- _Instructions to follow_
Copy every record below exactly.

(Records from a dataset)
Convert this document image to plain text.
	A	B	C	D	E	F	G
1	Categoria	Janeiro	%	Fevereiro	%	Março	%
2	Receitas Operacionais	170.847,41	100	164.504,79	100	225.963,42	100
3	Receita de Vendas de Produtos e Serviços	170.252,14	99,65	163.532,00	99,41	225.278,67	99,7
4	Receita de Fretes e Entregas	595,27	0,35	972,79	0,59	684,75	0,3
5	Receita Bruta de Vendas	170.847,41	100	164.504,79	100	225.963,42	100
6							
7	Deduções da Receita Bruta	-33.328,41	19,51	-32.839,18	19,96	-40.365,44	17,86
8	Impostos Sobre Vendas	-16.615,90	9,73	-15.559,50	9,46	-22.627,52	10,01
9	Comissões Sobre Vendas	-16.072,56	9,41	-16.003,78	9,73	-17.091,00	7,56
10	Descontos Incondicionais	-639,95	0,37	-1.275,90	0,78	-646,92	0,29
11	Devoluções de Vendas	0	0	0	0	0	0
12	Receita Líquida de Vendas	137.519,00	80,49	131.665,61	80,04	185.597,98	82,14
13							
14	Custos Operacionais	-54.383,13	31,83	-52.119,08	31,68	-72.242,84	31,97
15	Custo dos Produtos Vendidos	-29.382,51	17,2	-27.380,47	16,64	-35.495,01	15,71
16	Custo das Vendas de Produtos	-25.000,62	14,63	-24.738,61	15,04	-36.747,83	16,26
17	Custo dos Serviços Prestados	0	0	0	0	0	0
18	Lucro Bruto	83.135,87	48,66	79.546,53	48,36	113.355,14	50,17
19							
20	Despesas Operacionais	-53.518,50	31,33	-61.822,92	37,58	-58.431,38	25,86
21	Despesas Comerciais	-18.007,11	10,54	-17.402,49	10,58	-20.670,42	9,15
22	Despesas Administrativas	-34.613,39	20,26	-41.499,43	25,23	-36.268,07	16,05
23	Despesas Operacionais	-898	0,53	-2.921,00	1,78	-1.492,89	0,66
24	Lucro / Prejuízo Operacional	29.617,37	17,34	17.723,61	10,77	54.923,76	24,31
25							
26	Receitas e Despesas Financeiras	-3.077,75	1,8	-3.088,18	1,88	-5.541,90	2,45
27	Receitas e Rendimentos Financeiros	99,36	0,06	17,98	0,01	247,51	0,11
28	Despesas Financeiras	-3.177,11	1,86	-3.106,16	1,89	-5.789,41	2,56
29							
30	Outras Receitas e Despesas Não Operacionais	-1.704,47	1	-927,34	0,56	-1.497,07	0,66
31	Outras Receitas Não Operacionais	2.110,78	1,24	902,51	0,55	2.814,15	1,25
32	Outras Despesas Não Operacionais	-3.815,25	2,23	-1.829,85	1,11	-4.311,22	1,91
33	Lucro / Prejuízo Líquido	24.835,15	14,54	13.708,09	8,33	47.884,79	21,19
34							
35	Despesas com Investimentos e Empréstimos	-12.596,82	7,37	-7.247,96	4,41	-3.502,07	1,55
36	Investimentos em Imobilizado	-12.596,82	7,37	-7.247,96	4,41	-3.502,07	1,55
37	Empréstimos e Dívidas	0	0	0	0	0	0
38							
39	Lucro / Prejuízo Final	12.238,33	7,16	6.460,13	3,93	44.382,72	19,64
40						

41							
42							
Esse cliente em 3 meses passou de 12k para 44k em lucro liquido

- _Task answer_
Convert this document image to plain text.
	A	B	C	D	E	F	G
1	Categoria	Janeiro	%	Fevereiro	%	Março	%
2	Receitas Operacionais	170.847,41	100	164.504,79	100	225.963,42	100
3	Receita de Vendas de Produtos e Serviços	170.252,14	99,65	163.532,00	99,41	225.278,67	99,7
4	Receita de Fretes e Entregas	595,27	0,35	972,79	0,59	684,75	0,3
5	Receita Bruta de Vendas	170.847,41	100	164.504,79	100	225.963,42	100
6							
7	Deduções da Receita Bruta	-33.328,41	19,51	-32.839,18	19,96	-40.365,44	17,86
8	Impostos Sobre Vendas	-16.615,90	9,73	-15.559,50	9,46	-22.627,52	10,01
9	Comissões Sobre Vendas	-16.072,56	9,41	-16.003,78	9,73	-17.091,00	7,56
10	Descontos Incondicionais	-639,95	0,37	-1.275,90	0,78	-646,92	0,29
11	Devoluções de Vendas	0	0	0	0	0	0
12	Receita Líquida de Vendas	137.519,00	80,49	131.665,61	80,04	185.597,98	82,14
13							
14	Custos Operacionais	-54.383,13	31,83	-52.119,08	31,68	-72.242,84	31,97
15	Custo dos Produtos Vendidos	-29.382,51	17,2	-27.380,47	16,64	-35.495,01	15,71
16	Custo das Vendas de Produtos	-25.000,62	14,63	-24.738,61	15,04	-36.747,83	16,26
17	Custo dos Serviços Prestados	0	0	0	0	0	0
18	Lucro Bruto	83.135,87	48,66	79.546,53	48,36	113.355,14	50,17
19							
20	Despesas Operacionais	-53.518,50	31,33	-61.822,92	37,58	-58.431,38	25,86
21	Despesas Comerciais	-18.007,11	10,54	-17.402,49	10,58	-20.670,42	9,15
22	Despesas Administrativas	-34.613,39	20,26	-41.499,43	25,23	-36.268,07	16,05
23	Despesas Operacionais	-898	0,53	-2.921,00	1,78	-1.492,89	0,66
24	Lucro / Prejuízo Operacional	29.617,37	17,34	17.723,61	10,77	54.923,76	24,31
25							
26	Receitas e Despesas Financeiras	-3.077,75	1,8	-3.088,18	1,88	-5.541,90	2,45
27	Receitas e Rendimentos Financeiros	99,36	0,06	17,98	0,01	247,51	0,11
28	Despesas Financeiras	-3.177,11	1,86	-3.106,16	1,89	-5.789,41	2,56
29							
30	Outras Receitas e Despesas Não Operacionais	-1.704,47	1	-927,34	0,56	-1.497,07	0,66
31	Outras Receitas Não Operacionais	2.110,78	1,24	902,51	0,55	2.814,15	1,25
32	Outras Despesas Não Operacionais	-3.815,25	2,23	-1.829,85	1,11	-4.311,22	1,91
33	Lucro / Prejuízo Líquido	24.835,15	14,54	13.708,09	8,33	47.884,79	21,19
34							
35	Despesas com Investimentos e Empréstimos	-12.596,82	7,37	-7.247,96	4,41	-3.502,07	1,55
36	Investimentos em Imobilizado	-12.596,82	7,37	-7.247,96	4,41	-3.502,07	1,55
37	Empréstimos e Dívidas	0	0	0	0	0	0
38							
39	Lucro / Prejuízo Final	12.238,33	7,16	6.460,13	3,93	44.382,72	19,64
40						

41							
42							
Esse cliente em 3 meses passou de 12k para 44k em lucro liquido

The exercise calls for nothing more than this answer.